• [Exercise description] Your answer should be every line with the word "WEEG", copied from the data below.

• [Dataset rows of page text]
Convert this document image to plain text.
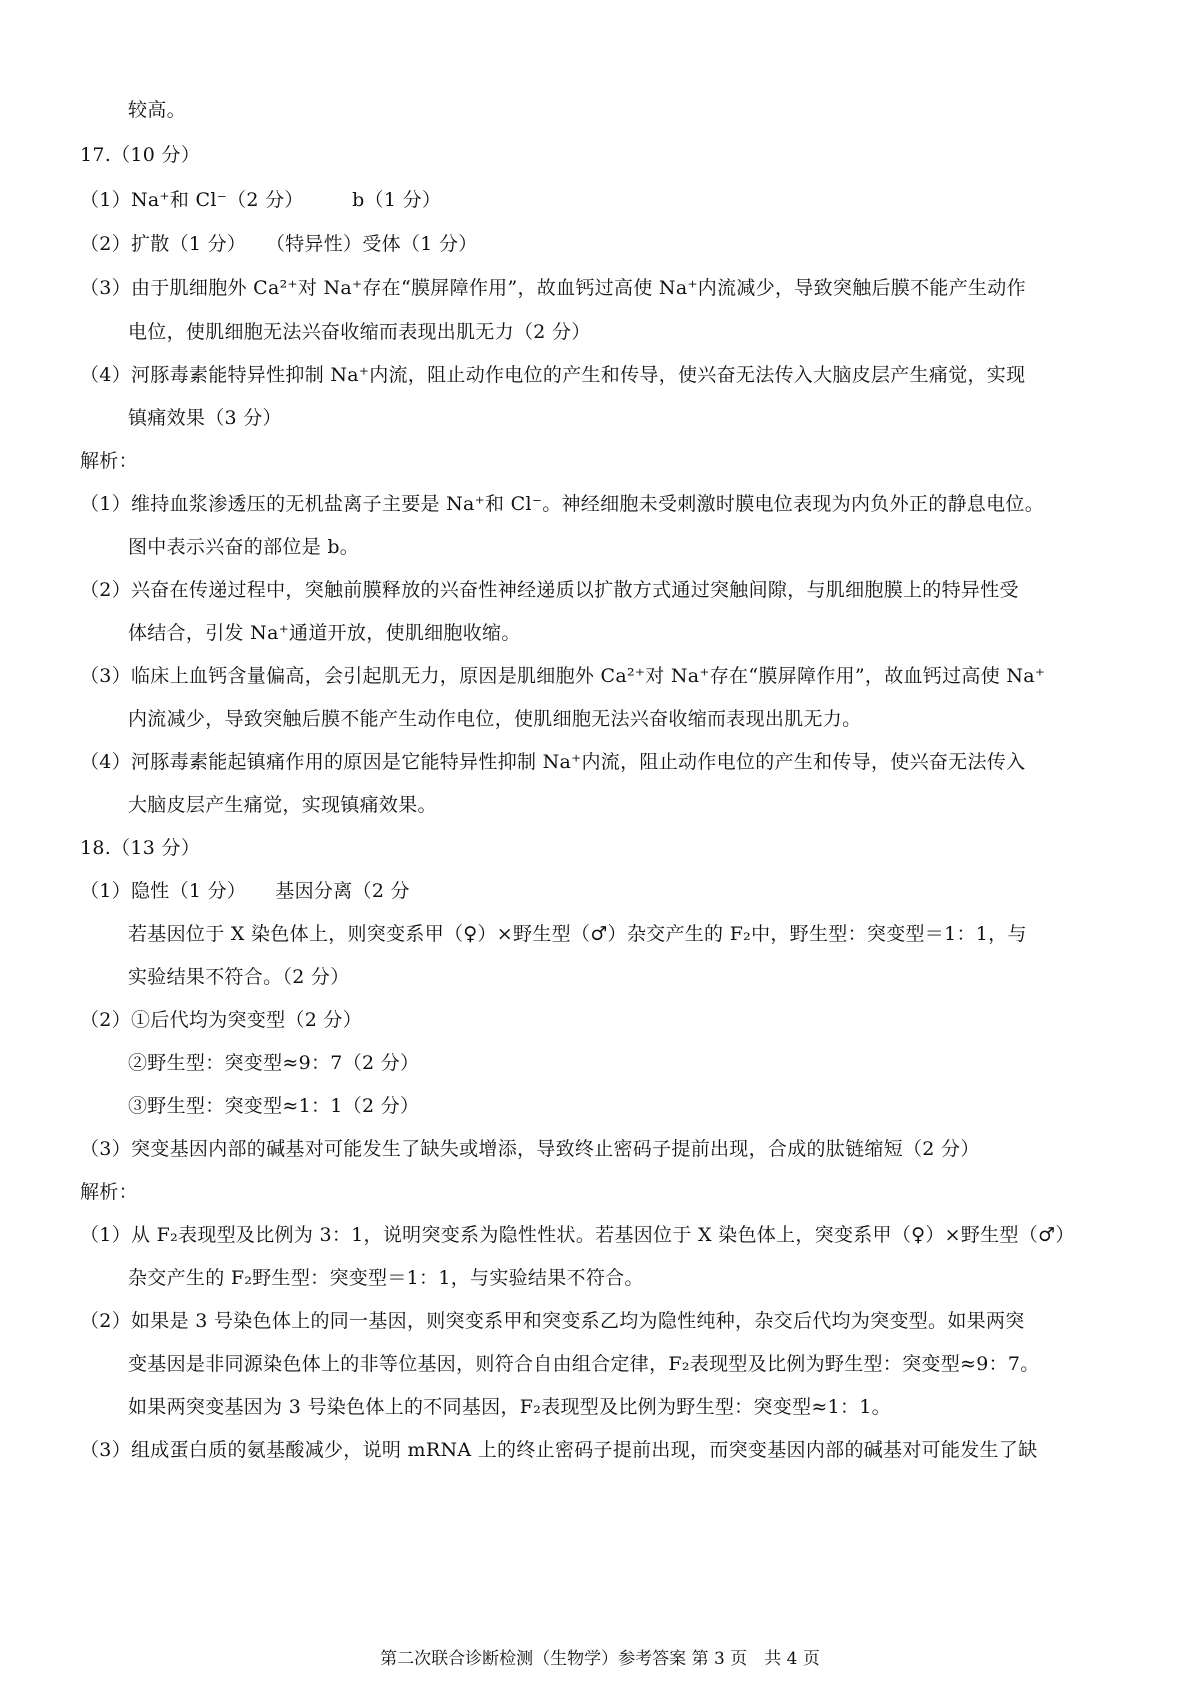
较高。
17.（10 分）
（1）Na⁺和 Cl⁻（2 分）　　　b（1 分）
（2）扩散（1 分）　　（特异性）受体（1 分）
（3）由于肌细胞外 Ca²⁺对 Na⁺存在“膜屏障作用”，故血钙过高使 Na⁺内流减少，导致突触后膜不能产生动作
电位，使肌细胞无法兴奋收缩而表现出肌无力（2 分）
（4）河豚毒素能特异性抑制 Na⁺内流，阻止动作电位的产生和传导，使兴奋无法传入大脑皮层产生痛觉，实现
镇痛效果（3 分）
解析：
（1）维持血浆渗透压的无机盐离子主要是 Na⁺和 Cl⁻。神经细胞未受刺激时膜电位表现为内负外正的静息电位。
图中表示兴奋的部位是 b。
（2）兴奋在传递过程中，突触前膜释放的兴奋性神经递质以扩散方式通过突触间隙，与肌细胞膜上的特异性受
体结合，引发 Na⁺通道开放，使肌细胞收缩。
（3）临床上血钙含量偏高，会引起肌无力，原因是肌细胞外 Ca²⁺对 Na⁺存在“膜屏障作用”，故血钙过高使 Na⁺
内流减少，导致突触后膜不能产生动作电位，使肌细胞无法兴奋收缩而表现出肌无力。
（4）河豚毒素能起镇痛作用的原因是它能特异性抑制 Na⁺内流，阻止动作电位的产生和传导，使兴奋无法传入
大脑皮层产生痛觉，实现镇痛效果。
18.（13 分）
（1）隐性（1 分）　　基因分离（2 分
若基因位于 X 染色体上，则突变系甲（♀）×野生型（♂）杂交产生的 F₂中，野生型：突变型＝1：1，与
实验结果不符合。（2 分）
（2）①后代均为突变型（2 分）
②野生型：突变型≈9：7（2 分）
③野生型：突变型≈1：1（2 分）
（3）突变基因内部的碱基对可能发生了缺失或增添，导致终止密码子提前出现，合成的肽链缩短（2 分）
解析：
（1）从 F₂表现型及比例为 3：1，说明突变系为隐性性状。若基因位于 X 染色体上，突变系甲（♀）×野生型（♂）
杂交产生的 F₂野生型：突变型＝1：1，与实验结果不符合。
（2）如果是 3 号染色体上的同一基因，则突变系甲和突变系乙均为隐性纯种，杂交后代均为突变型。如果两突
变基因是非同源染色体上的非等位基因，则符合自由组合定律，F₂表现型及比例为野生型：突变型≈9：7。
如果两突变基因为 3 号染色体上的不同基因，F₂表现型及比例为野生型：突变型≈1：1。
（3）组成蛋白质的氨基酸减少，说明 mRNA 上的终止密码子提前出现，而突变基因内部的碱基对可能发生了缺
第二次联合诊断检测（生物学）参考答案 第 3 页　共 4 页
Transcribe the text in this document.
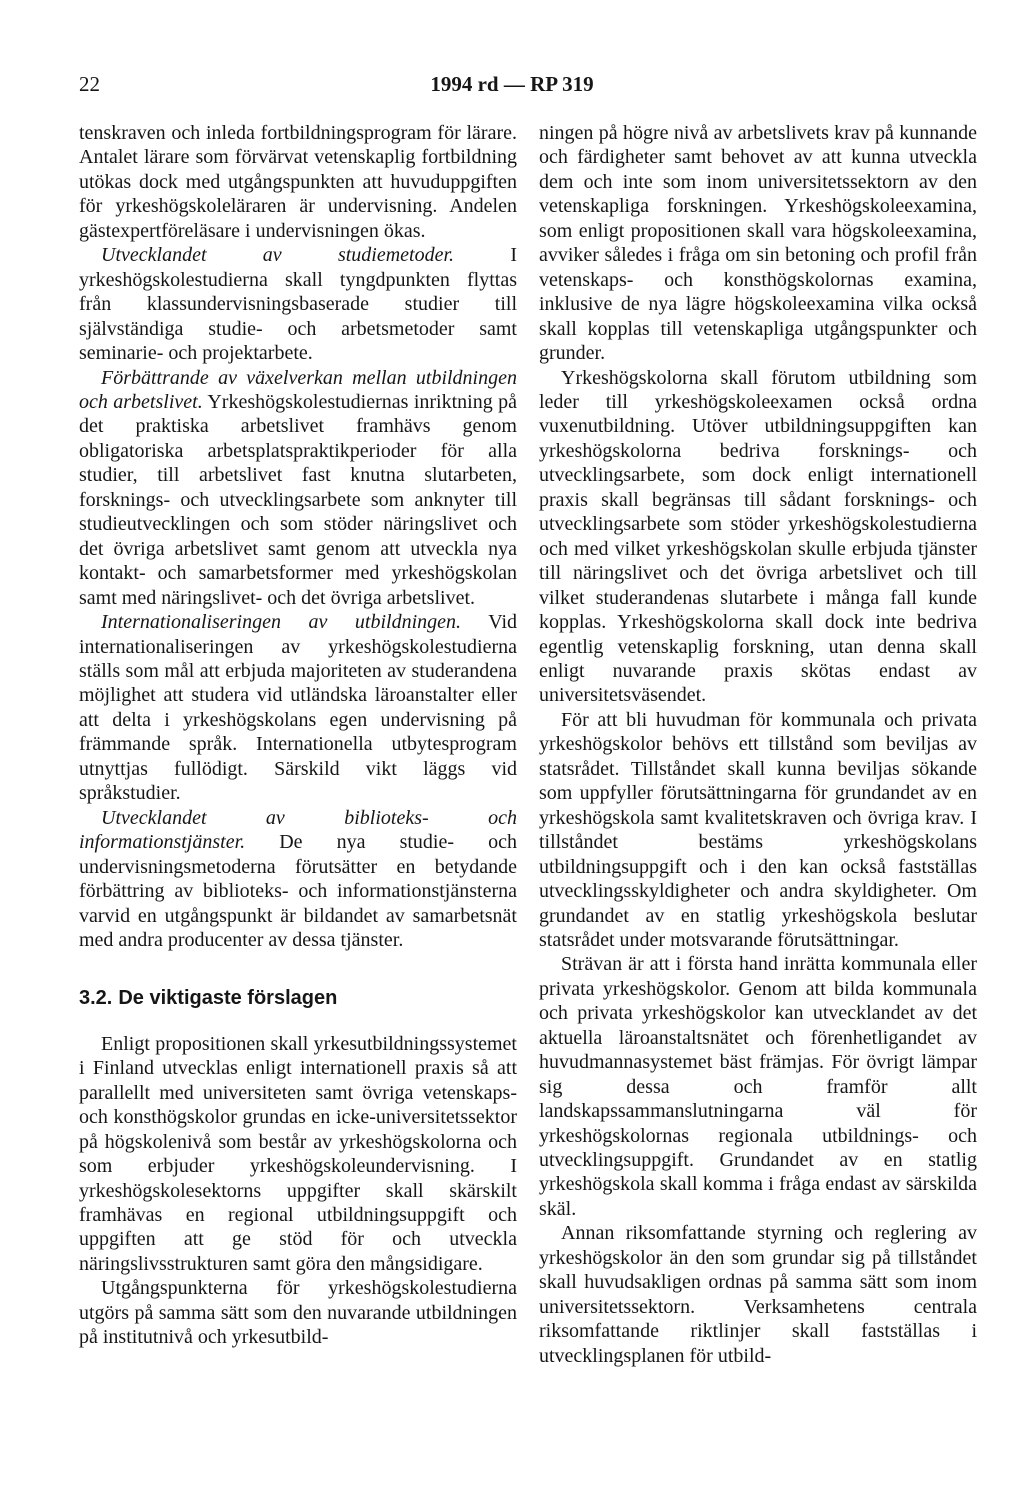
22	1994 rd — RP 319

tenskraven och inleda fortbildningsprogram för lärare. Antalet lärare som förvärvat vetenskaplig fortbildning utökas dock med utgångspunkten att huvuduppgiften för yrkeshögskoleläraren är undervisning. Andelen gästexpertföreläsare i undervisningen ökas.

Utvecklandet av studiemetoder. I yrkeshögskolestudierna skall tyngdpunkten flyttas från klassundervisningsbaserade studier till självständiga studie- och arbetsmetoder samt seminarie- och projektarbete.

Förbättrande av växelverkan mellan utbildningen och arbetslivet. Yrkeshögskolestudiernas inriktning på det praktiska arbetslivet framhävs genom obligatoriska arbetsplatspraktikperioder för alla studier, till arbetslivet fast knutna slutarbeten, forsknings- och utvecklingsarbete som anknyter till studieutvecklingen och som stöder näringslivet och det övriga arbetslivet samt genom att utveckla nya kontakt- och samarbetsformer med yrkeshögskolan samt med näringslivet- och det övriga arbetslivet.

Internationaliseringen av utbildningen. Vid internationaliseringen av yrkeshögskolestudierna ställs som mål att erbjuda majoriteten av studerandena möjlighet att studera vid utländska läroanstalter eller att delta i yrkeshögskolans egen undervisning på främmande språk. Internationella utbytesprogram utnyttjas fullödigt. Särskild vikt läggs vid språkstudier.

Utvecklandet av biblioteks- och informationstjänster. De nya studie- och undervisningsmetoderna förutsätter en betydande förbättring av biblioteks- och informationstjänsterna varvid en utgångspunkt är bildandet av samarbetsnät med andra producenter av dessa tjänster.

3.2. De viktigaste förslagen

Enligt propositionen skall yrkesutbildningssystemet i Finland utvecklas enligt internationell praxis så att parallellt med universiteten samt övriga vetenskaps- och konsthögskolor grundas en icke-universitetssektor på högskolenivå som består av yrkeshögskolorna och som erbjuder yrkeshögskoleundervisning. I yrkeshögskolesektorns uppgifter skall skärskilt framhävas en regional utbildningsuppgift och uppgiften att ge stöd för och utveckla näringslivsstrukturen samt göra den mångsidigare.

Utgångspunkterna för yrkeshögskolestudierna utgörs på samma sätt som den nuvarande utbildningen på institutnivå och yrkesutbild-

ningen på högre nivå av arbetslivets krav på kunnande och färdigheter samt behovet av att kunna utveckla dem och inte som inom universitetssektorn av den vetenskapliga forskningen. Yrkeshögskoleexamina, som enligt propositionen skall vara högskoleexamina, avviker således i fråga om sin betoning och profil från vetenskaps- och konsthögskolornas examina, inklusive de nya lägre högskoleexamina vilka också skall kopplas till vetenskapliga utgångspunkter och grunder.

Yrkeshögskolorna skall förutom utbildning som leder till yrkeshögskoleexamen också ordna vuxenutbildning. Utöver utbildningsuppgiften kan yrkeshögskolorna bedriva forsknings- och utvecklingsarbete, som dock enligt internationell praxis skall begränsas till sådant forsknings- och utvecklingsarbete som stöder yrkeshögskolestudierna och med vilket yrkeshögskolan skulle erbjuda tjänster till näringslivet och det övriga arbetslivet och till vilket studerandenas slutarbete i många fall kunde kopplas. Yrkeshögskolorna skall dock inte bedriva egentlig vetenskaplig forskning, utan denna skall enligt nuvarande praxis skötas endast av universitetsväsendet.

För att bli huvudman för kommunala och privata yrkeshögskolor behövs ett tillstånd som beviljas av statsrådet. Tillståndet skall kunna beviljas sökande som uppfyller förutsättningarna för grundandet av en yrkeshögskola samt kvalitetskraven och övriga krav. I tillståndet bestäms yrkeshögskolans utbildningsuppgift och i den kan också fastställas utvecklingsskyldigheter och andra skyldigheter. Om grundandet av en statlig yrkeshögskola beslutar statsrådet under motsvarande förutsättningar.

Strävan är att i första hand inrätta kommunala eller privata yrkeshögskolor. Genom att bilda kommunala och privata yrkeshögskolor kan utvecklandet av det aktuella läroanstaltsnätet och förenhetligandet av huvudmannasystemet bäst främjas. För övrigt lämpar sig dessa och framför allt landskapssammanslutningarna väl för yrkeshögskolornas regionala utbildnings- och utvecklingsuppgift. Grundandet av en statlig yrkeshögskola skall komma i fråga endast av särskilda skäl.

Annan riksomfattande styrning och reglering av yrkeshögskolor än den som grundar sig på tillståndet skall huvudsakligen ordnas på samma sätt som inom universitetssektorn. Verksamhetens centrala riksomfattande riktlinjer skall fastställas i utvecklingsplanen för utbild-
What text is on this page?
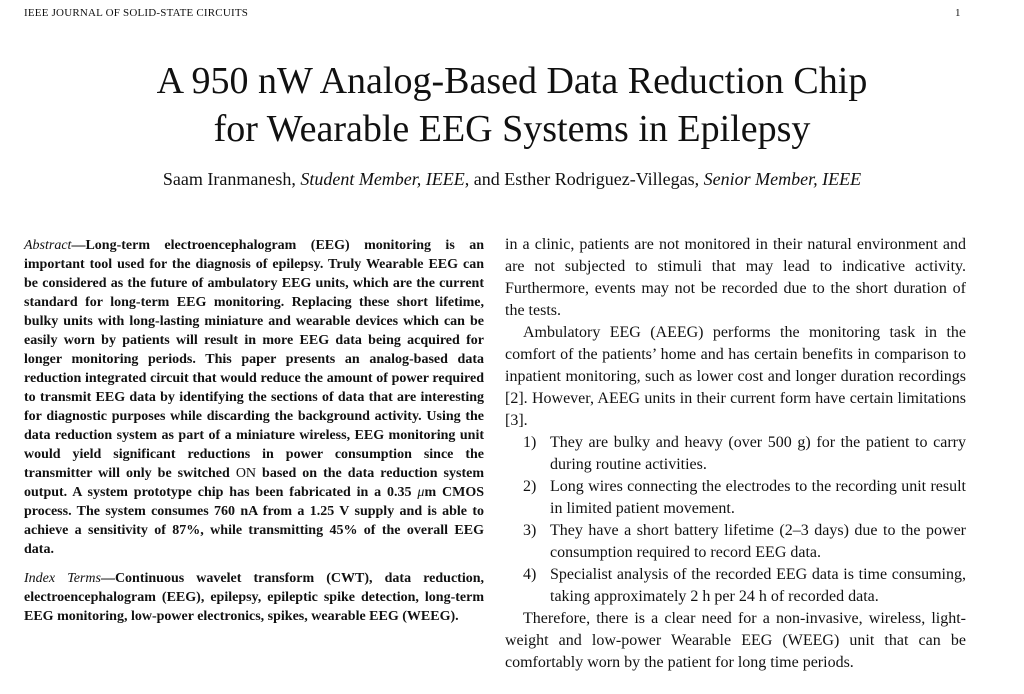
IEEE JOURNAL OF SOLID-STATE CIRCUITS	1
A 950 nW Analog-Based Data Reduction Chip
for Wearable EEG Systems in Epilepsy
Saam Iranmanesh, Student Member, IEEE, and Esther Rodriguez-Villegas, Senior Member, IEEE

Abstract—Long-term electroencephalogram (EEG) monitoring is an important tool used for the diagnosis of epilepsy. Truly Wearable EEG can be considered as the future of ambulatory EEG units, which are the current standard for long-term EEG monitoring. Replacing these short lifetime, bulky units with long-lasting miniature and wearable devices which can be easily worn by patients will result in more EEG data being acquired for longer monitoring periods. This paper presents an analog-based data reduction integrated circuit that would reduce the amount of power required to transmit EEG data by identifying the sections of data that are interesting for diagnostic purposes while discarding the background activity. Using the data reduction system as part of a miniature wireless, EEG monitoring unit would yield significant reductions in power consumption since the transmitter will only be switched ON based on the data reduction system output. A system prototype chip has been fabricated in a 0.35 μm CMOS process. The system consumes 760 nA from a 1.25 V supply and is able to achieve a sensitivity of 87%, while transmitting 45% of the overall EEG data.

Index Terms—Continuous wavelet transform (CWT), data reduction, electroencephalogram (EEG), epilepsy, epileptic spike detection, long-term EEG monitoring, low-power electronics, spikes, wearable EEG (WEEG).

in a clinic, patients are not monitored in their natural environment and are not subjected to stimuli that may lead to indicative activity. Furthermore, events may not be recorded due to the short duration of the tests.

Ambulatory EEG (AEEG) performs the monitoring task in the comfort of the patients’ home and has certain benefits in comparison to inpatient monitoring, such as lower cost and longer duration recordings [2]. However, AEEG units in their current form have certain limitations [3].

1) They are bulky and heavy (over 500 g) for the patient to carry during routine activities.
2) Long wires connecting the electrodes to the recording unit result in limited patient movement.
3) They have a short battery lifetime (2–3 days) due to the power consumption required to record EEG data.
4) Specialist analysis of the recorded EEG data is time consuming, taking approximately 2 h per 24 h of recorded data.

Therefore, there is a clear need for a non-invasive, wireless, light-weight and low-power Wearable EEG (WEEG) unit that can be comfortably worn by the patient for long time periods.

• [Response to the task]
Index Terms—Continuous wavelet transform (CWT), data reduction, electroencephalogram (EEG), epilepsy, epileptic spike detection, long-term EEG monitoring, low-power electronics, spikes, wearable EEG (WEEG).
Therefore, there is a clear need for a non-invasive, wireless, light-weight and low-power Wearable EEG (WEEG) unit that can be comfortably worn by the patient for long time periods.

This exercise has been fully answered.